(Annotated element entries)

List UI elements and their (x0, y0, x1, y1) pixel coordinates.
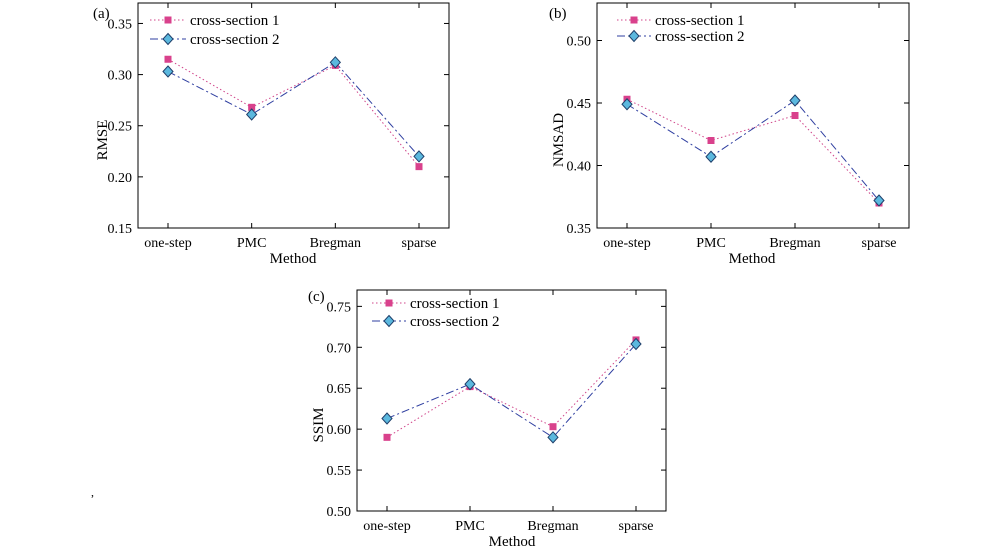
legend-diamond-marker (628, 29, 640, 43)
y-tick-label: 0.60 (327, 423, 352, 438)
data-point-diamond (329, 56, 342, 69)
x-tick-label: Bregman (310, 236, 361, 251)
x-tick-label: one-step (363, 519, 410, 534)
data-point-diamond (413, 150, 425, 163)
legend-label-cross-section-2: cross-section 2 (655, 29, 745, 45)
y-ticks-b: 0.35 0.40 0.45 0.50 (567, 35, 909, 237)
series-line-2 (167, 61, 420, 157)
x-tick-label: one-step (603, 236, 650, 251)
data-point-diamond (245, 108, 258, 121)
plot-frame-a (137, 2, 450, 229)
y-tick-label: 0.15 (108, 222, 133, 237)
plot-frame-b (596, 2, 910, 229)
data-point-square (248, 103, 256, 111)
legend-label-cross-section-2: cross-section 2 (190, 32, 280, 48)
y-tick-label: 0.20 (108, 171, 133, 186)
data-point-square (549, 423, 557, 431)
series-line-1 (167, 58, 420, 167)
y-axis-label-a: RMSE (95, 120, 111, 161)
legend-square-marker (164, 16, 172, 24)
series-line-2 (386, 343, 637, 438)
x-tick-label: sparse (862, 236, 897, 251)
legend-label-cross-section-1: cross-section 1 (190, 13, 280, 29)
data-point-diamond (789, 94, 801, 107)
data-point-diamond (621, 98, 633, 111)
panel-label-a: (a) (93, 6, 110, 22)
plot-frame-c (356, 289, 667, 512)
series-lines-b (626, 98, 880, 204)
legend-a: cross-section 1 cross-section 2 (150, 13, 280, 48)
y-tick-label: 0.50 (567, 35, 592, 50)
data-point-square (707, 137, 715, 144)
x-axis-label-c: Method (489, 534, 536, 550)
y-tick-label: 0.35 (567, 222, 592, 237)
y-tick-label: 0.45 (567, 97, 592, 112)
y-tick-label: 0.50 (327, 505, 352, 520)
y-tick-label: 0.55 (327, 464, 352, 479)
legend-diamond-marker (162, 32, 174, 46)
x-tick-label: PMC (455, 519, 485, 534)
y-axis-label-c: SSIM (311, 407, 327, 442)
legend-b: cross-section 1 cross-section 2 (617, 13, 745, 45)
x-ticks-c: one-step PMC Bregman sparse (363, 290, 654, 534)
y-tick-label: 0.40 (567, 160, 592, 175)
series-line-1 (626, 98, 880, 204)
series-line-1 (386, 339, 637, 438)
x-tick-label: Bregman (769, 236, 820, 251)
series-markers-a (162, 55, 425, 171)
y-ticks-c: 0.50 0.55 0.60 0.65 0.70 0.75 (327, 300, 666, 520)
y-tick-label: 0.70 (327, 341, 352, 356)
series-lines-a (167, 58, 420, 167)
legend-square-marker (630, 16, 638, 24)
y-tick-label: 0.65 (327, 382, 352, 397)
data-point-diamond (464, 377, 476, 391)
data-point-square (791, 112, 799, 119)
chart-panel-a: (a) RMSE Method 0.15 0.20 0.25 0.30 0.35 one… (93, 2, 450, 267)
x-tick-label: PMC (237, 236, 267, 251)
panel-label-b: (b) (549, 6, 567, 22)
x-tick-label: Bregman (527, 519, 578, 534)
y-tick-label: 0.35 (108, 17, 133, 32)
x-tick-label: one-step (144, 236, 191, 251)
x-tick-label: sparse (619, 519, 654, 534)
y-tick-label: 0.30 (108, 69, 133, 84)
legend-square-marker (385, 299, 393, 307)
data-point-diamond (630, 337, 642, 351)
y-axis-label-b: NMSAD (551, 113, 567, 167)
legend-c: cross-section 1 cross-section 2 (372, 296, 500, 330)
panel-label-c: (c) (308, 289, 325, 305)
y-tick-label: 0.25 (108, 120, 133, 135)
x-tick-label: sparse (402, 236, 437, 251)
data-point-square (383, 433, 391, 441)
data-point-diamond (873, 194, 885, 207)
x-axis-label-b: Method (729, 251, 776, 267)
legend-diamond-marker (383, 314, 395, 328)
chart-panel-b: (b) NMSAD Method 0.35 0.40 0.45 0.50 one-st… (549, 2, 910, 267)
legend-label-cross-section-1: cross-section 1 (655, 13, 745, 29)
y-tick-label: 0.75 (327, 300, 352, 315)
data-point-diamond (381, 412, 393, 425)
chart-panel-c: (c) SSIM Method 0.50 0.55 0.60 0.65 0.70 0.75… (308, 289, 667, 550)
stray-comma-mark: , (91, 485, 94, 499)
data-point-diamond (705, 150, 717, 163)
data-point-square (164, 55, 172, 63)
data-point-square (415, 163, 423, 171)
data-point-diamond (162, 65, 174, 78)
x-ticks-b: one-step PMC Bregman sparse (603, 3, 897, 251)
y-ticks-a: 0.15 0.20 0.25 0.30 0.35 (108, 17, 449, 237)
series-markers-c (381, 336, 642, 444)
legend-label-cross-section-1: cross-section 1 (410, 296, 500, 312)
x-ticks-a: one-step PMC Bregman sparse (144, 3, 437, 251)
series-line-2 (626, 99, 880, 201)
x-tick-label: PMC (696, 236, 726, 251)
legend-label-cross-section-2: cross-section 2 (410, 314, 500, 330)
data-point-diamond (547, 431, 559, 444)
series-lines-c (386, 339, 637, 438)
x-axis-label-a: Method (270, 251, 317, 267)
series-markers-b (621, 94, 885, 207)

TASK PROMPT: Render the entries between the line holding "legend-diamond-marker (628, 29, 640, 43)" and the line holding "legend-label-cross-section-2: cross-section 2 (190, 32, 280, 48)", inclusive, as a Markdown table with the columns Row and Entry. Number each row and leave out any blank lines.

ANSWER BELOW:
| Row | Entry |
|---|---|
| 1 | legend-diamond-marker (628, 29, 640, 43) |
| 2 | y-tick-label: 0.60 (327, 423, 352, 438) |
| 3 | data-point-diamond (329, 56, 342, 69) |
| 4 | x-tick-label: Bregman (310, 236, 361, 251) |
| 5 | x-tick-label: one-step (363, 519, 410, 534) |
| 6 | data-point-diamond (413, 150, 425, 163) |
| 7 | legend-label-cross-section-2: cross-section 2 (655, 29, 745, 45) |
| 8 | y-ticks-b: 0.35 0.40 0.45 0.50 (567, 35, 909, 237) |
| 9 | series-line-2 (167, 61, 420, 157) |
| 10 | x-tick-label: one-step (603, 236, 650, 251) |
| 11 | data-point-diamond (245, 108, 258, 121) |
| 12 | plot-frame-a (137, 2, 450, 229) |
| 13 | y-tick-label: 0.15 (108, 222, 133, 237) |
| 14 | plot-frame-b (596, 2, 910, 229) |
| 15 | data-point-square (248, 103, 256, 111) |
| 16 | legend-label-cross-section-2: cross-section 2 (190, 32, 280, 48) |